**Your instructions:**
Reproduce every line of the records below word for word, leaving nothing out and changing nothing.

Data listing
____

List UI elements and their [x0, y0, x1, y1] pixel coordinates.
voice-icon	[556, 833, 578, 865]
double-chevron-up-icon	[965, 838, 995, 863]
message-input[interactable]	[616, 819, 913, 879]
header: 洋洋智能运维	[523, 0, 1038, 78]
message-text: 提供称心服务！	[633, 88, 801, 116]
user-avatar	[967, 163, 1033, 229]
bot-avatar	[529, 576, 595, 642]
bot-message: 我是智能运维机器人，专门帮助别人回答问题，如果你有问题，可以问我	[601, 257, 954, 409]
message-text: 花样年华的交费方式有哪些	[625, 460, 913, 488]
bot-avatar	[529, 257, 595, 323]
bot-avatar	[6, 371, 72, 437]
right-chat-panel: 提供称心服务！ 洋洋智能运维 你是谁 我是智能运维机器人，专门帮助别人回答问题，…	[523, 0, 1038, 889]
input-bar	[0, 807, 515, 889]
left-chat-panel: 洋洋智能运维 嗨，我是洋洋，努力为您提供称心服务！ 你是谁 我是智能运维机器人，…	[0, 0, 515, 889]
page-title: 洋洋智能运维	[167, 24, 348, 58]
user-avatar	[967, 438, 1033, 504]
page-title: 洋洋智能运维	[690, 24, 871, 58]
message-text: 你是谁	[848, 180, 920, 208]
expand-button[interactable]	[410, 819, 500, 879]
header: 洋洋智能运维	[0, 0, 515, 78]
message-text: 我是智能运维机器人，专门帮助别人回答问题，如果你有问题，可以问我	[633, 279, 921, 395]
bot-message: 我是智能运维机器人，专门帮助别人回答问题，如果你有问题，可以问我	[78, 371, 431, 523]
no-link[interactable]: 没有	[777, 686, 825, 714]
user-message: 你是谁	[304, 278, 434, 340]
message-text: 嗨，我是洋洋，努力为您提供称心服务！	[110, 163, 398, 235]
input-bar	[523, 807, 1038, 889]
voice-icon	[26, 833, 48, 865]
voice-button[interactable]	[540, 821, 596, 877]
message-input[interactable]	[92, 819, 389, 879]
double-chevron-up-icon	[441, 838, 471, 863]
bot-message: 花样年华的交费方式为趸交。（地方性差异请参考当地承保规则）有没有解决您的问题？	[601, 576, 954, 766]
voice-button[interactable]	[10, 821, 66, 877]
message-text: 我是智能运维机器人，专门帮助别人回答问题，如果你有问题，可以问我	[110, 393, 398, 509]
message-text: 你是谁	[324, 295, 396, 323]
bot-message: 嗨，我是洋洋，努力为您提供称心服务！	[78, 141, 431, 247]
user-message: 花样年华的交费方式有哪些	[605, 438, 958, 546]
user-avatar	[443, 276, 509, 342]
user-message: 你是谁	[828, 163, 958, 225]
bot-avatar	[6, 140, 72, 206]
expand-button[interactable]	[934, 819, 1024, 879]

____

**Reply to the exercise:**
List UI elements and their [x0, y0, x1, y1] pixel coordinates.
voice-icon	[556, 833, 578, 865]
double-chevron-up-icon	[965, 838, 995, 863]
message-input[interactable]	[616, 819, 913, 879]
header: 洋洋智能运维	[523, 0, 1038, 78]
message-text: 提供称心服务！	[633, 88, 801, 116]
user-avatar	[967, 163, 1033, 229]
bot-avatar	[529, 576, 595, 642]
bot-message: 我是智能运维机器人，专门帮助别人回答问题，如果你有问题，可以问我	[601, 257, 954, 409]
message-text: 花样年华的交费方式有哪些	[625, 460, 913, 488]
bot-avatar	[529, 257, 595, 323]
bot-avatar	[6, 371, 72, 437]
right-chat-panel: 提供称心服务！ 洋洋智能运维 你是谁 我是智能运维机器人，专门帮助别人回答问题，…	[523, 0, 1038, 889]
input-bar	[0, 807, 515, 889]
left-chat-panel: 洋洋智能运维 嗨，我是洋洋，努力为您提供称心服务！ 你是谁 我是智能运维机器人，…	[0, 0, 515, 889]
page-title: 洋洋智能运维	[167, 24, 348, 58]
user-avatar	[967, 438, 1033, 504]
page-title: 洋洋智能运维	[690, 24, 871, 58]
message-text: 你是谁	[848, 180, 920, 208]
expand-button[interactable]	[410, 819, 500, 879]
header: 洋洋智能运维	[0, 0, 515, 78]
message-text: 我是智能运维机器人，专门帮助别人回答问题，如果你有问题，可以问我	[633, 279, 921, 395]
bot-message: 我是智能运维机器人，专门帮助别人回答问题，如果你有问题，可以问我	[78, 371, 431, 523]
no-link[interactable]: 没有	[777, 686, 825, 714]
user-message: 你是谁	[304, 278, 434, 340]
message-text: 嗨，我是洋洋，努力为您提供称心服务！	[110, 163, 398, 235]
input-bar	[523, 807, 1038, 889]
voice-icon	[26, 833, 48, 865]
voice-button[interactable]	[540, 821, 596, 877]
message-input[interactable]	[92, 819, 389, 879]
double-chevron-up-icon	[441, 838, 471, 863]
bot-message: 花样年华的交费方式为趸交。（地方性差异请参考当地承保规则）有没有解决您的问题？	[601, 576, 954, 766]
voice-button[interactable]	[10, 821, 66, 877]
message-text: 我是智能运维机器人，专门帮助别人回答问题，如果你有问题，可以问我	[110, 393, 398, 509]
message-text: 你是谁	[324, 295, 396, 323]
bot-message: 嗨，我是洋洋，努力为您提供称心服务！	[78, 141, 431, 247]
user-message: 花样年华的交费方式有哪些	[605, 438, 958, 546]
user-avatar	[443, 276, 509, 342]
user-message: 你是谁	[828, 163, 958, 225]
bot-avatar	[6, 140, 72, 206]
expand-button[interactable]	[934, 819, 1024, 879]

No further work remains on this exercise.